#### Set exercise
Retype all material exactly. Pictures stay out of the copy.

(Data excerpts)
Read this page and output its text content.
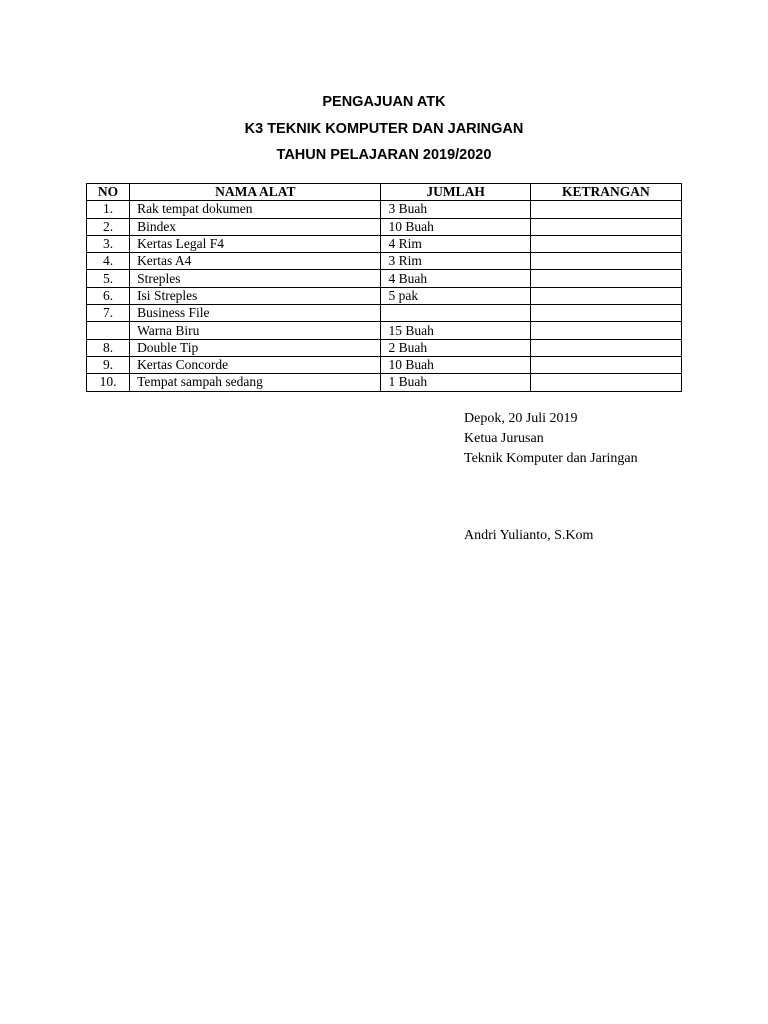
PENGAJUAN ATK
K3 TEKNIK KOMPUTER DAN JARINGAN
TAHUN PELAJARAN 2019/2020
NO	NAMA ALAT	JUMLAH	KETRANGAN
1.	Rak tempat dokumen	3 Buah	
2.	Bindex	10 Buah	
3.	Kertas Legal F4	4 Rim	
4.	Kertas A4	3 Rim	
5.	Streples	4 Buah	
6.	Isi Streples	5 pak	
7.	Business File		
	Warna Biru	15 Buah	
8.	Double Tip	2 Buah	
9.	Kertas Concorde	10 Buah	
10.	Tempat sampah sedang	1 Buah	
Depok, 20 Juli 2019
Ketua Jurusan
Teknik Komputer dan Jaringan
Andri Yulianto, S.Kom
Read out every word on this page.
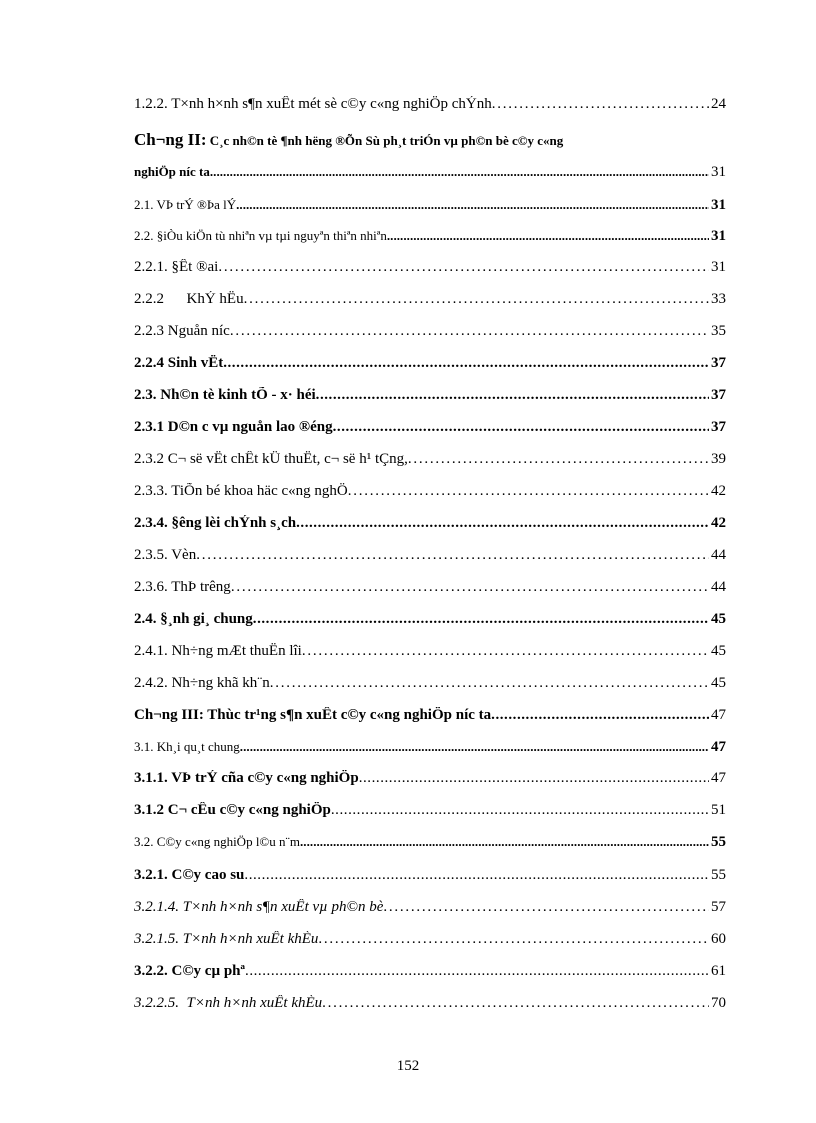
1.2.2. T×nh h×nh s¶n xuÊt mét sè c©y c«ng nghiÖp chÝnh . . .	24
Ch¬ng II: C¸c nh©n tè ¶nh hëng ®Õn Sù ph¸t triÓn vµ ph©n bè c©y c«ng
nghiÖp níc ta . . .	31
2.1. VÞ trÝ ®Þa lÝ . . .	31
2.2. §iÒu kiÖn tù nhiªn vµ tµi nguyªn thiªn nhiªn . . .	31
2.2.1. §Êt ®ai . . .	31
2.2.2      KhÝ hËu . . .	33
2.2.3 Nguån níc . . .	35
2.2.4 Sinh vËt . . .	37
2.3. Nh©n tè kinh tÕ - x· héi . . .	37
2.3.1 D©n c vµ nguån lao ®éng . . .	37
2.3.2 C¬ së vËt chÊt kÜ thuËt, c¬ së h¹ tÇng, . . .	39
2.3.3. TiÕn bé khoa häc c«ng nghÖ . . .	42
2.3.4. §êng lèi chÝnh s¸ch . . .	42
2.3.5. Vèn . . .	44
2.3.6. ThÞ trêng . . .	44
2.4. §¸nh gi¸ chung . . .	45
2.4.1. Nh÷ng mÆt thuËn lîi . . .	45
2.4.2. Nh÷ng khã kh¨n . . .	45
Ch¬ng III: Thùc tr¹ng s¶n xuÊt c©y c«ng nghiÖp níc ta . . .	47
3.1. Kh¸i qu¸t chung . . .	47
3.1.1. VÞ trÝ cña c©y c«ng nghiÖp . . .	47
3.1.2 C¬ cÊu c©y c«ng nghiÖp . . .	51
3.2. C©y c«ng nghiÖp l©u n¨m . . .	55
3.2.1. C©y cao su . . .	55
3.2.1.4. T×nh h×nh s¶n xuÊt vµ ph©n bè . . .	57
3.2.1.5. T×nh h×nh xuÊt khÈu . . .	60
3.2.2. C©y cµ phª . . .	61
3.2.2.5.  T×nh h×nh xuÊt khÈu . . .	70
152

#### Written solution
Read this page and output its text content.
PENGAJUAN ATK
K3 TEKNIK KOMPUTER DAN JARINGAN
TAHUN PELAJARAN 2019/2020
NO	NAMA ALAT	JUMLAH	KETRANGAN
1.	Rak tempat dokumen	3 Buah	
2.	Bindex	10 Buah	
3.	Kertas Legal F4	4 Rim	
4.	Kertas A4	3 Rim	
5.	Streples	4 Buah	
6.	Isi Streples	5 pak	
7.	Business File		
	Warna Biru	15 Buah	
8.	Double Tip	2 Buah	
9.	Kertas Concorde	10 Buah	
10.	Tempat sampah sedang	1 Buah	
Depok, 20 Juli 2019
Ketua Jurusan
Teknik Komputer dan Jaringan
Andri Yulianto, S.Kom
Read out every word on this page.
1.2.2. T×nh h×nh s¶n xuÊt mét sè c©y c«ng nghiÖp chÝnh . . .	24
Ch¬ng II: C¸c nh©n tè ¶nh hëng ®Õn Sù ph¸t triÓn vµ ph©n bè c©y c«ng
nghiÖp níc ta . . .	31
2.1. VÞ trÝ ®Þa lÝ . . .	31
2.2. §iÒu kiÖn tù nhiªn vµ tµi nguyªn thiªn nhiªn . . .	31
2.2.1. §Êt ®ai . . .	31
2.2.2      KhÝ hËu . . .	33
2.2.3 Nguån níc . . .	35
2.2.4 Sinh vËt . . .	37
2.3. Nh©n tè kinh tÕ - x· héi . . .	37
2.3.1 D©n c vµ nguån lao ®éng . . .	37
2.3.2 C¬ së vËt chÊt kÜ thuËt, c¬ së h¹ tÇng, . . .	39
2.3.3. TiÕn bé khoa häc c«ng nghÖ . . .	42
2.3.4. §êng lèi chÝnh s¸ch . . .	42
2.3.5. Vèn . . .	44
2.3.6. ThÞ trêng . . .	44
2.4. §¸nh gi¸ chung . . .	45
2.4.1. Nh÷ng mÆt thuËn lîi . . .	45
2.4.2. Nh÷ng khã kh¨n . . .	45
Ch¬ng III: Thùc tr¹ng s¶n xuÊt c©y c«ng nghiÖp níc ta . . .	47
3.1. Kh¸i qu¸t chung . . .	47
3.1.1. VÞ trÝ cña c©y c«ng nghiÖp . . .	47
3.1.2 C¬ cÊu c©y c«ng nghiÖp . . .	51
3.2. C©y c«ng nghiÖp l©u n¨m . . .	55
3.2.1. C©y cao su . . .	55
3.2.1.4. T×nh h×nh s¶n xuÊt vµ ph©n bè . . .	57
3.2.1.5. T×nh h×nh xuÊt khÈu . . .	60
3.2.2. C©y cµ phª . . .	61
3.2.2.5.  T×nh h×nh xuÊt khÈu . . .	70
152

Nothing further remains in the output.